(Stored data)

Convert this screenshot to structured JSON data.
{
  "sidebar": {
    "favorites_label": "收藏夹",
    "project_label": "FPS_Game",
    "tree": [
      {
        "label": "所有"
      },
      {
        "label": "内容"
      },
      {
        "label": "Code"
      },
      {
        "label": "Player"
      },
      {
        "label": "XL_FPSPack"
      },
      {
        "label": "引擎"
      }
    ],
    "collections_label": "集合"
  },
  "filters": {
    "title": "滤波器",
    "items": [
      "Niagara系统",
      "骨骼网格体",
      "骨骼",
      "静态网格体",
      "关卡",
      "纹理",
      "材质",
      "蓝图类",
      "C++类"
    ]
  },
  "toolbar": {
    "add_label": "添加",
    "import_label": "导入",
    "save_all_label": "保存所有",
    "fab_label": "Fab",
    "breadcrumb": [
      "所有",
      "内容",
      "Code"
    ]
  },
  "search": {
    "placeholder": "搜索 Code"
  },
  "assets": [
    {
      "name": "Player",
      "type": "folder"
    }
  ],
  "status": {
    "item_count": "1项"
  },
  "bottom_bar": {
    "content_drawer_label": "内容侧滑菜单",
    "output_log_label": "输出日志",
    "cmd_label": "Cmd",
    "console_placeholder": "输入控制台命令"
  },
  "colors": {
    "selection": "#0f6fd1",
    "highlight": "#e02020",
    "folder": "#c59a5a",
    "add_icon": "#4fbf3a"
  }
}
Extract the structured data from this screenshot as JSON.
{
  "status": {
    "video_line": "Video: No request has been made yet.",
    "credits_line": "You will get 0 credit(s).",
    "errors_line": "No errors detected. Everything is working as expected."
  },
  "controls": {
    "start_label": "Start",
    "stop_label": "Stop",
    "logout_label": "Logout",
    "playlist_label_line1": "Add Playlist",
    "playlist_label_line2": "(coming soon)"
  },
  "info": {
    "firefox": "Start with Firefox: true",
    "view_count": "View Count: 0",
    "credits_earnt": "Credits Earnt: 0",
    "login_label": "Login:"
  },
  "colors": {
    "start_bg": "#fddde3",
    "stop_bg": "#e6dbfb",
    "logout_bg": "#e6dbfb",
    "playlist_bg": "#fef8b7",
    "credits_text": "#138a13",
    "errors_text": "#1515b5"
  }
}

Your objective:
The records above must be repeated exactly, every one of them.

Result for this task:
Convert this screenshot to structured JSON data.
{
  "sidebar": {
    "favorites_label": "收藏夹",
    "project_label": "FPS_Game",
    "tree": [
      {
        "label": "所有"
      },
      {
        "label": "内容"
      },
      {
        "label": "Code"
      },
      {
        "label": "Player"
      },
      {
        "label": "XL_FPSPack"
      },
      {
        "label": "引擎"
      }
    ],
    "collections_label": "集合"
  },
  "filters": {
    "title": "滤波器",
    "items": [
      "Niagara系统",
      "骨骼网格体",
      "骨骼",
      "静态网格体",
      "关卡",
      "纹理",
      "材质",
      "蓝图类",
      "C++类"
    ]
  },
  "toolbar": {
    "add_label": "添加",
    "import_label": "导入",
    "save_all_label": "保存所有",
    "fab_label": "Fab",
    "breadcrumb": [
      "所有",
      "内容",
      "Code"
    ]
  },
  "search": {
    "placeholder": "搜索 Code"
  },
  "assets": [
    {
      "name": "Player",
      "type": "folder"
    }
  ],
  "status": {
    "item_count": "1项"
  },
  "bottom_bar": {
    "content_drawer_label": "内容侧滑菜单",
    "output_log_label": "输出日志",
    "cmd_label": "Cmd",
    "console_placeholder": "输入控制台命令"
  },
  "colors": {
    "selection": "#0f6fd1",
    "highlight": "#e02020",
    "folder": "#c59a5a",
    "add_icon": "#4fbf3a"
  }
}
Extract the structured data from this screenshot as JSON.
{
  "status": {
    "video_line": "Video: No request has been made yet.",
    "credits_line": "You will get 0 credit(s).",
    "errors_line": "No errors detected. Everything is working as expected."
  },
  "controls": {
    "start_label": "Start",
    "stop_label": "Stop",
    "logout_label": "Logout",
    "playlist_label_line1": "Add Playlist",
    "playlist_label_line2": "(coming soon)"
  },
  "info": {
    "firefox": "Start with Firefox: true",
    "view_count": "View Count: 0",
    "credits_earnt": "Credits Earnt: 0",
    "login_label": "Login:"
  },
  "colors": {
    "start_bg": "#fddde3",
    "stop_bg": "#e6dbfb",
    "logout_bg": "#e6dbfb",
    "playlist_bg": "#fef8b7",
    "credits_text": "#138a13",
    "errors_text": "#1515b5"
  }
}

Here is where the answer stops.